## Exercise directions
Write out the material exactly, with the pictures left out.

## Record list
-=-=-

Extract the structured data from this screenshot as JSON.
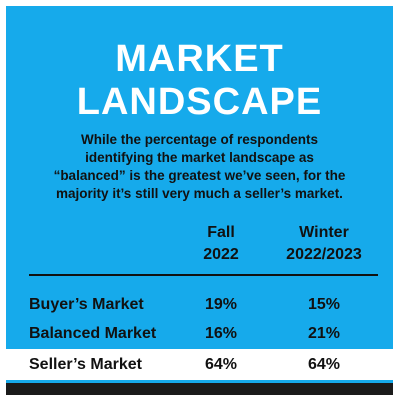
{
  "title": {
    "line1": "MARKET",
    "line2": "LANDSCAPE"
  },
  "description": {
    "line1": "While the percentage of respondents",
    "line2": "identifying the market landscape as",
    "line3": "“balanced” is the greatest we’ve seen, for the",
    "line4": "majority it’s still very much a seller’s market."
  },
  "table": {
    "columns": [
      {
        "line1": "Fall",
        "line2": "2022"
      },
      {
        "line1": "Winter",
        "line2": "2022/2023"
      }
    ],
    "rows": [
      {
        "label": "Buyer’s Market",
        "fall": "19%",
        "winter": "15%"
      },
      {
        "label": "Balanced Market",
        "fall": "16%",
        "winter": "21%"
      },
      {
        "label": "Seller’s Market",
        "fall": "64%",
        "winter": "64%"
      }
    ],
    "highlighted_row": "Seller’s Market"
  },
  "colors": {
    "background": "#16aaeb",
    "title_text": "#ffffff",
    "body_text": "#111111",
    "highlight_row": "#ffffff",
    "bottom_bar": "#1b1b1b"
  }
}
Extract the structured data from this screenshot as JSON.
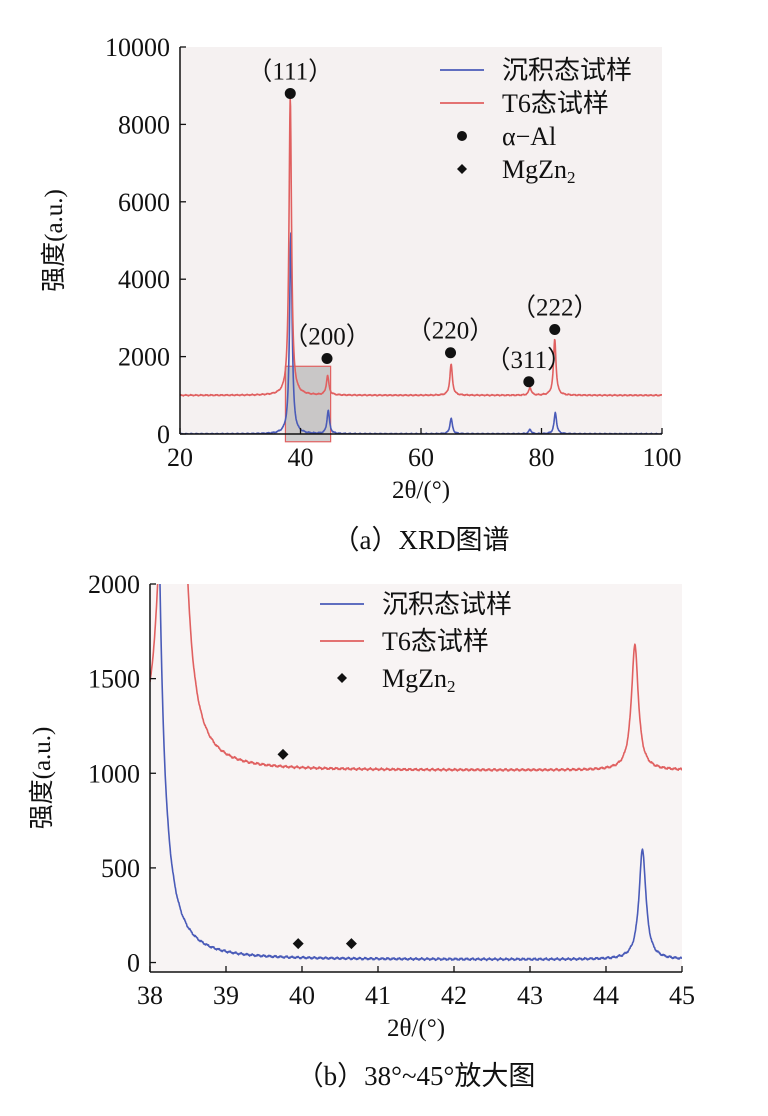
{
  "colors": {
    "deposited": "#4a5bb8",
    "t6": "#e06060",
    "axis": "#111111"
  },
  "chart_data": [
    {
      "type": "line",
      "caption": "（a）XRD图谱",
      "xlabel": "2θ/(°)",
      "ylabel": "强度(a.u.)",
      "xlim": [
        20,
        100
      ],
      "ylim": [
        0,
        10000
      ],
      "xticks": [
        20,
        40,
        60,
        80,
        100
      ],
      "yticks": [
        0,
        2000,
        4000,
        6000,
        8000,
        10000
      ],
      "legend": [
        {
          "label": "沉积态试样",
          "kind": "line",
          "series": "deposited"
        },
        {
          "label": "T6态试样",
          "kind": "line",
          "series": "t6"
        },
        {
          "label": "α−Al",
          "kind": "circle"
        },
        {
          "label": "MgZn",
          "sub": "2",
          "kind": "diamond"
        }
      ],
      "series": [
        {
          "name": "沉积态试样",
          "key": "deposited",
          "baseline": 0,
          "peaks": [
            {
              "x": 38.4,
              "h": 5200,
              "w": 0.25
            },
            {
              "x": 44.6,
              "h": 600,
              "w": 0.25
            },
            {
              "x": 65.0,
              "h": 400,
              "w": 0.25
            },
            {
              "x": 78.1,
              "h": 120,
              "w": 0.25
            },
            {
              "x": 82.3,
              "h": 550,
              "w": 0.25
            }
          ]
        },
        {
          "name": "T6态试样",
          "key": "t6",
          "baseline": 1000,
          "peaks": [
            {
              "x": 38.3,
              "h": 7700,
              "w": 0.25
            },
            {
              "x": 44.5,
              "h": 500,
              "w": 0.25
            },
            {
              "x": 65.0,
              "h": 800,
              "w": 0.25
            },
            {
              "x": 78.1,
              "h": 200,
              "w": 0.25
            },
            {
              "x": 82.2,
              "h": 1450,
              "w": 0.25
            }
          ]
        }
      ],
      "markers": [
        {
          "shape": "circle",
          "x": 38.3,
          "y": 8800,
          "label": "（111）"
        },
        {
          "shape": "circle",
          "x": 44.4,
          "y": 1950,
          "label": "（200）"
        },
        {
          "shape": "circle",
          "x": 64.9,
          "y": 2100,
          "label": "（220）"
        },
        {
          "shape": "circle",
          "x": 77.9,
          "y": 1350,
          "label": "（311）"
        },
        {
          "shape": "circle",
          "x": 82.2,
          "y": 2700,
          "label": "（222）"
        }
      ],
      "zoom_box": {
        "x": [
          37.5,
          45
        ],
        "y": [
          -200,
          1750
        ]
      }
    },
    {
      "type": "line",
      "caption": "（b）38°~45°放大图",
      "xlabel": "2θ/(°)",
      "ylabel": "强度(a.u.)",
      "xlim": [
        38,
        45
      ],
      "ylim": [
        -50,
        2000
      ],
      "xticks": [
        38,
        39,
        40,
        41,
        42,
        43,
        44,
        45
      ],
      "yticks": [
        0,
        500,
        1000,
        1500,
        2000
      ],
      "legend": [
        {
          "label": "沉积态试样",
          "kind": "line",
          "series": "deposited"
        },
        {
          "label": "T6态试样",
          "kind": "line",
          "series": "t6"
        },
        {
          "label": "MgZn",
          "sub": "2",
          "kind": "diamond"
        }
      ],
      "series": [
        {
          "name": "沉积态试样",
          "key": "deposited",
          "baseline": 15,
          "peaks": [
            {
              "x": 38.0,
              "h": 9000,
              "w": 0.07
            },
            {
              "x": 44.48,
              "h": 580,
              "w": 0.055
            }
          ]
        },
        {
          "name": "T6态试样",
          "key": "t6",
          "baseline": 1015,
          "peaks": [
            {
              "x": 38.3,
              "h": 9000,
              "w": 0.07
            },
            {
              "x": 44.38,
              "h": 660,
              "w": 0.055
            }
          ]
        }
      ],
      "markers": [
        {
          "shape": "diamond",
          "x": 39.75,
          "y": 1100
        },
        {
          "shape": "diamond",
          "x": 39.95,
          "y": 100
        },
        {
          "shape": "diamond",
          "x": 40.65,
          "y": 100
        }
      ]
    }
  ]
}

-=-=-

## Expected output
Extract the structured data from this screenshot as JSON.
{
  "title": {
    "line1": "MARKET",
    "line2": "LANDSCAPE"
  },
  "description": {
    "line1": "While the percentage of respondents",
    "line2": "identifying the market landscape as",
    "line3": "“balanced” is the greatest we’ve seen, for the",
    "line4": "majority it’s still very much a seller’s market."
  },
  "table": {
    "columns": [
      {
        "line1": "Fall",
        "line2": "2022"
      },
      {
        "line1": "Winter",
        "line2": "2022/2023"
      }
    ],
    "rows": [
      {
        "label": "Buyer’s Market",
        "fall": "19%",
        "winter": "15%"
      },
      {
        "label": "Balanced Market",
        "fall": "16%",
        "winter": "21%"
      },
      {
        "label": "Seller’s Market",
        "fall": "64%",
        "winter": "64%"
      }
    ],
    "highlighted_row": "Seller’s Market"
  },
  "colors": {
    "background": "#16aaeb",
    "title_text": "#ffffff",
    "body_text": "#111111",
    "highlight_row": "#ffffff",
    "bottom_bar": "#1b1b1b"
  }
}
Extract the structured data from this screenshot as JSON.
{
  "colors": {
    "deposited": "#4a5bb8",
    "t6": "#e06060",
    "axis": "#111111"
  },
  "chart_data": [
    {
      "type": "line",
      "caption": "（a）XRD图谱",
      "xlabel": "2θ/(°)",
      "ylabel": "强度(a.u.)",
      "xlim": [
        20,
        100
      ],
      "ylim": [
        0,
        10000
      ],
      "xticks": [
        20,
        40,
        60,
        80,
        100
      ],
      "yticks": [
        0,
        2000,
        4000,
        6000,
        8000,
        10000
      ],
      "legend": [
        {
          "label": "沉积态试样",
          "kind": "line",
          "series": "deposited"
        },
        {
          "label": "T6态试样",
          "kind": "line",
          "series": "t6"
        },
        {
          "label": "α−Al",
          "kind": "circle"
        },
        {
          "label": "MgZn",
          "sub": "2",
          "kind": "diamond"
        }
      ],
      "series": [
        {
          "name": "沉积态试样",
          "key": "deposited",
          "baseline": 0,
          "peaks": [
            {
              "x": 38.4,
              "h": 5200,
              "w": 0.25
            },
            {
              "x": 44.6,
              "h": 600,
              "w": 0.25
            },
            {
              "x": 65.0,
              "h": 400,
              "w": 0.25
            },
            {
              "x": 78.1,
              "h": 120,
              "w": 0.25
            },
            {
              "x": 82.3,
              "h": 550,
              "w": 0.25
            }
          ]
        },
        {
          "name": "T6态试样",
          "key": "t6",
          "baseline": 1000,
          "peaks": [
            {
              "x": 38.3,
              "h": 7700,
              "w": 0.25
            },
            {
              "x": 44.5,
              "h": 500,
              "w": 0.25
            },
            {
              "x": 65.0,
              "h": 800,
              "w": 0.25
            },
            {
              "x": 78.1,
              "h": 200,
              "w": 0.25
            },
            {
              "x": 82.2,
              "h": 1450,
              "w": 0.25
            }
          ]
        }
      ],
      "markers": [
        {
          "shape": "circle",
          "x": 38.3,
          "y": 8800,
          "label": "（111）"
        },
        {
          "shape": "circle",
          "x": 44.4,
          "y": 1950,
          "label": "（200）"
        },
        {
          "shape": "circle",
          "x": 64.9,
          "y": 2100,
          "label": "（220）"
        },
        {
          "shape": "circle",
          "x": 77.9,
          "y": 1350,
          "label": "（311）"
        },
        {
          "shape": "circle",
          "x": 82.2,
          "y": 2700,
          "label": "（222）"
        }
      ],
      "zoom_box": {
        "x": [
          37.5,
          45
        ],
        "y": [
          -200,
          1750
        ]
      }
    },
    {
      "type": "line",
      "caption": "（b）38°~45°放大图",
      "xlabel": "2θ/(°)",
      "ylabel": "强度(a.u.)",
      "xlim": [
        38,
        45
      ],
      "ylim": [
        -50,
        2000
      ],
      "xticks": [
        38,
        39,
        40,
        41,
        42,
        43,
        44,
        45
      ],
      "yticks": [
        0,
        500,
        1000,
        1500,
        2000
      ],
      "legend": [
        {
          "label": "沉积态试样",
          "kind": "line",
          "series": "deposited"
        },
        {
          "label": "T6态试样",
          "kind": "line",
          "series": "t6"
        },
        {
          "label": "MgZn",
          "sub": "2",
          "kind": "diamond"
        }
      ],
      "series": [
        {
          "name": "沉积态试样",
          "key": "deposited",
          "baseline": 15,
          "peaks": [
            {
              "x": 38.0,
              "h": 9000,
              "w": 0.07
            },
            {
              "x": 44.48,
              "h": 580,
              "w": 0.055
            }
          ]
        },
        {
          "name": "T6态试样",
          "key": "t6",
          "baseline": 1015,
          "peaks": [
            {
              "x": 38.3,
              "h": 9000,
              "w": 0.07
            },
            {
              "x": 44.38,
              "h": 660,
              "w": 0.055
            }
          ]
        }
      ],
      "markers": [
        {
          "shape": "diamond",
          "x": 39.75,
          "y": 1100
        },
        {
          "shape": "diamond",
          "x": 39.95,
          "y": 100
        },
        {
          "shape": "diamond",
          "x": 40.65,
          "y": 100
        }
      ]
    }
  ]
}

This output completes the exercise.